The exercise asks for every line of the data to be reproduced exactly.

Dataset listings of figures:
***
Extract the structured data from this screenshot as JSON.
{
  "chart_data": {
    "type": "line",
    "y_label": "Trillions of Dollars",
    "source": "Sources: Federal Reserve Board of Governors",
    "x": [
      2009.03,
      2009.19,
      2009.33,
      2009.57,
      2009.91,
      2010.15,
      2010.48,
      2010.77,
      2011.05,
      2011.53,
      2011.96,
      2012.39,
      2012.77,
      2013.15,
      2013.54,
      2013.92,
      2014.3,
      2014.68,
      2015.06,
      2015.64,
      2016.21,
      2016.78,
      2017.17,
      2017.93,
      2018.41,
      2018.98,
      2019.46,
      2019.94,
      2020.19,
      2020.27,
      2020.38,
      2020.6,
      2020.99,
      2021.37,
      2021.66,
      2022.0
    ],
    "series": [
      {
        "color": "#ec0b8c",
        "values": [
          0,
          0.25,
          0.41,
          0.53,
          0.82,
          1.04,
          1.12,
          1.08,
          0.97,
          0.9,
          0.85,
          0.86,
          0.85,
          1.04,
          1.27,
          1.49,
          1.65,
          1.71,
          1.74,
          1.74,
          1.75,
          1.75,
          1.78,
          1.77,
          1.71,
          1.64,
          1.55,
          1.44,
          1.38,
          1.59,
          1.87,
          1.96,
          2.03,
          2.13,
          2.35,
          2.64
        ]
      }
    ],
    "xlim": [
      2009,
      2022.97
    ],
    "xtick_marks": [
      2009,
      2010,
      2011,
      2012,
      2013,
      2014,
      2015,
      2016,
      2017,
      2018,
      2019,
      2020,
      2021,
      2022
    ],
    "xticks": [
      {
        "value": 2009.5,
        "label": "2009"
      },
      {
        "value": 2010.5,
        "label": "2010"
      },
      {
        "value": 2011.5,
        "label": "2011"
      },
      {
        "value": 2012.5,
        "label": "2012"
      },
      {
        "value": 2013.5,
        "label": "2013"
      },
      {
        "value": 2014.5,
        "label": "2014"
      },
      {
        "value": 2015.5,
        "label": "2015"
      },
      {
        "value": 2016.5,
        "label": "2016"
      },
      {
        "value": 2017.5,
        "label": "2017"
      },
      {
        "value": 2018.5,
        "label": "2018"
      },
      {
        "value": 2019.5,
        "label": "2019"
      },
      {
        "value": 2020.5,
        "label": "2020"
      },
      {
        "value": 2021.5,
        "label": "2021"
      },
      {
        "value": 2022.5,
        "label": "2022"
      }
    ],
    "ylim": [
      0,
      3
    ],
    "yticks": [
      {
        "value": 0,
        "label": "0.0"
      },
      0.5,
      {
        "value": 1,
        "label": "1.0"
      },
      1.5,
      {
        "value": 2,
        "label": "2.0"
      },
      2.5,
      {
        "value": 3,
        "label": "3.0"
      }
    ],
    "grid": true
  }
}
***
RESULT BELOW:
Extract the structured data from this screenshot as JSON.
{
  "chart_data": {
    "type": "line",
    "y_label": "Trillions of Dollars",
    "source": "Sources: Federal Reserve Board of Governors",
    "x": [
      2009.03,
      2009.19,
      2009.33,
      2009.57,
      2009.91,
      2010.15,
      2010.48,
      2010.77,
      2011.05,
      2011.53,
      2011.96,
      2012.39,
      2012.77,
      2013.15,
      2013.54,
      2013.92,
      2014.3,
      2014.68,
      2015.06,
      2015.64,
      2016.21,
      2016.78,
      2017.17,
      2017.93,
      2018.41,
      2018.98,
      2019.46,
      2019.94,
      2020.19,
      2020.27,
      2020.38,
      2020.6,
      2020.99,
      2021.37,
      2021.66,
      2022.0
    ],
    "series": [
      {
        "color": "#ec0b8c",
        "values": [
          0,
          0.25,
          0.41,
          0.53,
          0.82,
          1.04,
          1.12,
          1.08,
          0.97,
          0.9,
          0.85,
          0.86,
          0.85,
          1.04,
          1.27,
          1.49,
          1.65,
          1.71,
          1.74,
          1.74,
          1.75,
          1.75,
          1.78,
          1.77,
          1.71,
          1.64,
          1.55,
          1.44,
          1.38,
          1.59,
          1.87,
          1.96,
          2.03,
          2.13,
          2.35,
          2.64
        ]
      }
    ],
    "xlim": [
      2009,
      2022.97
    ],
    "xtick_marks": [
      2009,
      2010,
      2011,
      2012,
      2013,
      2014,
      2015,
      2016,
      2017,
      2018,
      2019,
      2020,
      2021,
      2022
    ],
    "xticks": [
      {
        "value": 2009.5,
        "label": "2009"
      },
      {
        "value": 2010.5,
        "label": "2010"
      },
      {
        "value": 2011.5,
        "label": "2011"
      },
      {
        "value": 2012.5,
        "label": "2012"
      },
      {
        "value": 2013.5,
        "label": "2013"
      },
      {
        "value": 2014.5,
        "label": "2014"
      },
      {
        "value": 2015.5,
        "label": "2015"
      },
      {
        "value": 2016.5,
        "label": "2016"
      },
      {
        "value": 2017.5,
        "label": "2017"
      },
      {
        "value": 2018.5,
        "label": "2018"
      },
      {
        "value": 2019.5,
        "label": "2019"
      },
      {
        "value": 2020.5,
        "label": "2020"
      },
      {
        "value": 2021.5,
        "label": "2021"
      },
      {
        "value": 2022.5,
        "label": "2022"
      }
    ],
    "ylim": [
      0,
      3
    ],
    "yticks": [
      {
        "value": 0,
        "label": "0.0"
      },
      0.5,
      {
        "value": 1,
        "label": "1.0"
      },
      1.5,
      {
        "value": 2,
        "label": "2.0"
      },
      2.5,
      {
        "value": 3,
        "label": "3.0"
      }
    ],
    "grid": true
  }
}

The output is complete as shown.